··· Dataset excerpts

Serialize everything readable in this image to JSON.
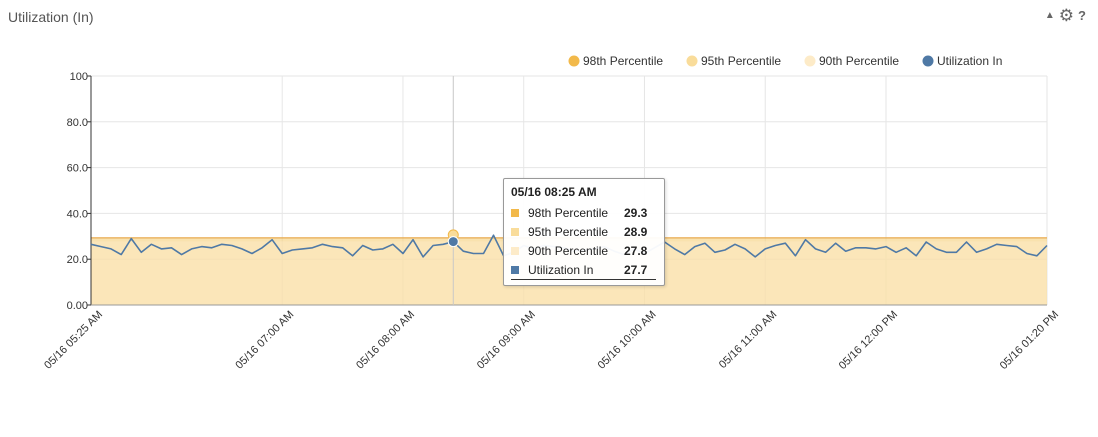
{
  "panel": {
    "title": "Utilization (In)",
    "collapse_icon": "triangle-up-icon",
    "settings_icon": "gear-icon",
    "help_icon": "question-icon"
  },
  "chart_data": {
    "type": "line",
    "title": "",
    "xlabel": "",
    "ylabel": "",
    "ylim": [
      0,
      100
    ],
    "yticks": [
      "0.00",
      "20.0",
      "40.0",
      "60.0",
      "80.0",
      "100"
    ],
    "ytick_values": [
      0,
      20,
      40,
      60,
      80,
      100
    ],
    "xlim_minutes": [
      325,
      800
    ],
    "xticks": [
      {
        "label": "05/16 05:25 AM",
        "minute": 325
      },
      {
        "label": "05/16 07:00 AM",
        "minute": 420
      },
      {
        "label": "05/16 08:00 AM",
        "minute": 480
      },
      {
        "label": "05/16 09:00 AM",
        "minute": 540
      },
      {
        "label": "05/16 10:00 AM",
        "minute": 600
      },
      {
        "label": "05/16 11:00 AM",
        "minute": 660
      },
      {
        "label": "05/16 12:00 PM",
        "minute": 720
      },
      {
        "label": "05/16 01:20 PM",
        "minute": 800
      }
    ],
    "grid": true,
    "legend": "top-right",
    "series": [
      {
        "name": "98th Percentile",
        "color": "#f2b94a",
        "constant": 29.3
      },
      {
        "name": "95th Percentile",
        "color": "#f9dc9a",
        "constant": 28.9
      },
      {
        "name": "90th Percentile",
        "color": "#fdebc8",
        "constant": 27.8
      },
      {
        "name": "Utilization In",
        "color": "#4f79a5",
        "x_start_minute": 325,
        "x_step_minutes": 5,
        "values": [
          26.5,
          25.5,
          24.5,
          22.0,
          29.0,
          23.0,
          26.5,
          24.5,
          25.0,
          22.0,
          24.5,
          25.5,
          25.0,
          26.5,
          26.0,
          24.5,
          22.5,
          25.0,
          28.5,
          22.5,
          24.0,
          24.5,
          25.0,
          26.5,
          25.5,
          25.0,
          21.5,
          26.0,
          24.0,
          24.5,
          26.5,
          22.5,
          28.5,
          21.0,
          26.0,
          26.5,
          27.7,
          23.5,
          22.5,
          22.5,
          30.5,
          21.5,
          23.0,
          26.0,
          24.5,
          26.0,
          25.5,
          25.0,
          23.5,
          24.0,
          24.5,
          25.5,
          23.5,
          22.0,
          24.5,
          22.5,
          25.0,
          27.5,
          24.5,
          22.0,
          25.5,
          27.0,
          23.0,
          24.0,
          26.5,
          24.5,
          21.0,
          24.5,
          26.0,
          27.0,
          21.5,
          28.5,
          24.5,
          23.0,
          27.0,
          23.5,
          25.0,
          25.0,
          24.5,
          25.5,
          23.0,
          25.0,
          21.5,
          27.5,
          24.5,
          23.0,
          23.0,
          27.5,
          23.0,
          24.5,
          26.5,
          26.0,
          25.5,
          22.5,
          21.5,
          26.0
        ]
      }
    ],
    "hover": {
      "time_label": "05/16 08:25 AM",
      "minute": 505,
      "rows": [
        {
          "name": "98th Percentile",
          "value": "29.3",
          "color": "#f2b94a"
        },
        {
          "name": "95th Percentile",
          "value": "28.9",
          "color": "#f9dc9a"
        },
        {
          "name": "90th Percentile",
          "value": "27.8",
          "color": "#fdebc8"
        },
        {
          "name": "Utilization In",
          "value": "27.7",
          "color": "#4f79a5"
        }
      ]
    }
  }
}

······

■ **Work to be completed**
The data should be printed again unchanged; leave its pictures out.

■ **Reply to the exercise**
Serialize everything readable in this image to JSON.
{
  "panel": {
    "title": "Utilization (In)",
    "collapse_icon": "triangle-up-icon",
    "settings_icon": "gear-icon",
    "help_icon": "question-icon"
  },
  "chart_data": {
    "type": "line",
    "title": "",
    "xlabel": "",
    "ylabel": "",
    "ylim": [
      0,
      100
    ],
    "yticks": [
      "0.00",
      "20.0",
      "40.0",
      "60.0",
      "80.0",
      "100"
    ],
    "ytick_values": [
      0,
      20,
      40,
      60,
      80,
      100
    ],
    "xlim_minutes": [
      325,
      800
    ],
    "xticks": [
      {
        "label": "05/16 05:25 AM",
        "minute": 325
      },
      {
        "label": "05/16 07:00 AM",
        "minute": 420
      },
      {
        "label": "05/16 08:00 AM",
        "minute": 480
      },
      {
        "label": "05/16 09:00 AM",
        "minute": 540
      },
      {
        "label": "05/16 10:00 AM",
        "minute": 600
      },
      {
        "label": "05/16 11:00 AM",
        "minute": 660
      },
      {
        "label": "05/16 12:00 PM",
        "minute": 720
      },
      {
        "label": "05/16 01:20 PM",
        "minute": 800
      }
    ],
    "grid": true,
    "legend": "top-right",
    "series": [
      {
        "name": "98th Percentile",
        "color": "#f2b94a",
        "constant": 29.3
      },
      {
        "name": "95th Percentile",
        "color": "#f9dc9a",
        "constant": 28.9
      },
      {
        "name": "90th Percentile",
        "color": "#fdebc8",
        "constant": 27.8
      },
      {
        "name": "Utilization In",
        "color": "#4f79a5",
        "x_start_minute": 325,
        "x_step_minutes": 5,
        "values": [
          26.5,
          25.5,
          24.5,
          22.0,
          29.0,
          23.0,
          26.5,
          24.5,
          25.0,
          22.0,
          24.5,
          25.5,
          25.0,
          26.5,
          26.0,
          24.5,
          22.5,
          25.0,
          28.5,
          22.5,
          24.0,
          24.5,
          25.0,
          26.5,
          25.5,
          25.0,
          21.5,
          26.0,
          24.0,
          24.5,
          26.5,
          22.5,
          28.5,
          21.0,
          26.0,
          26.5,
          27.7,
          23.5,
          22.5,
          22.5,
          30.5,
          21.5,
          23.0,
          26.0,
          24.5,
          26.0,
          25.5,
          25.0,
          23.5,
          24.0,
          24.5,
          25.5,
          23.5,
          22.0,
          24.5,
          22.5,
          25.0,
          27.5,
          24.5,
          22.0,
          25.5,
          27.0,
          23.0,
          24.0,
          26.5,
          24.5,
          21.0,
          24.5,
          26.0,
          27.0,
          21.5,
          28.5,
          24.5,
          23.0,
          27.0,
          23.5,
          25.0,
          25.0,
          24.5,
          25.5,
          23.0,
          25.0,
          21.5,
          27.5,
          24.5,
          23.0,
          23.0,
          27.5,
          23.0,
          24.5,
          26.5,
          26.0,
          25.5,
          22.5,
          21.5,
          26.0
        ]
      }
    ],
    "hover": {
      "time_label": "05/16 08:25 AM",
      "minute": 505,
      "rows": [
        {
          "name": "98th Percentile",
          "value": "29.3",
          "color": "#f2b94a"
        },
        {
          "name": "95th Percentile",
          "value": "28.9",
          "color": "#f9dc9a"
        },
        {
          "name": "90th Percentile",
          "value": "27.8",
          "color": "#fdebc8"
        },
        {
          "name": "Utilization In",
          "value": "27.7",
          "color": "#4f79a5"
        }
      ]
    }
  }
}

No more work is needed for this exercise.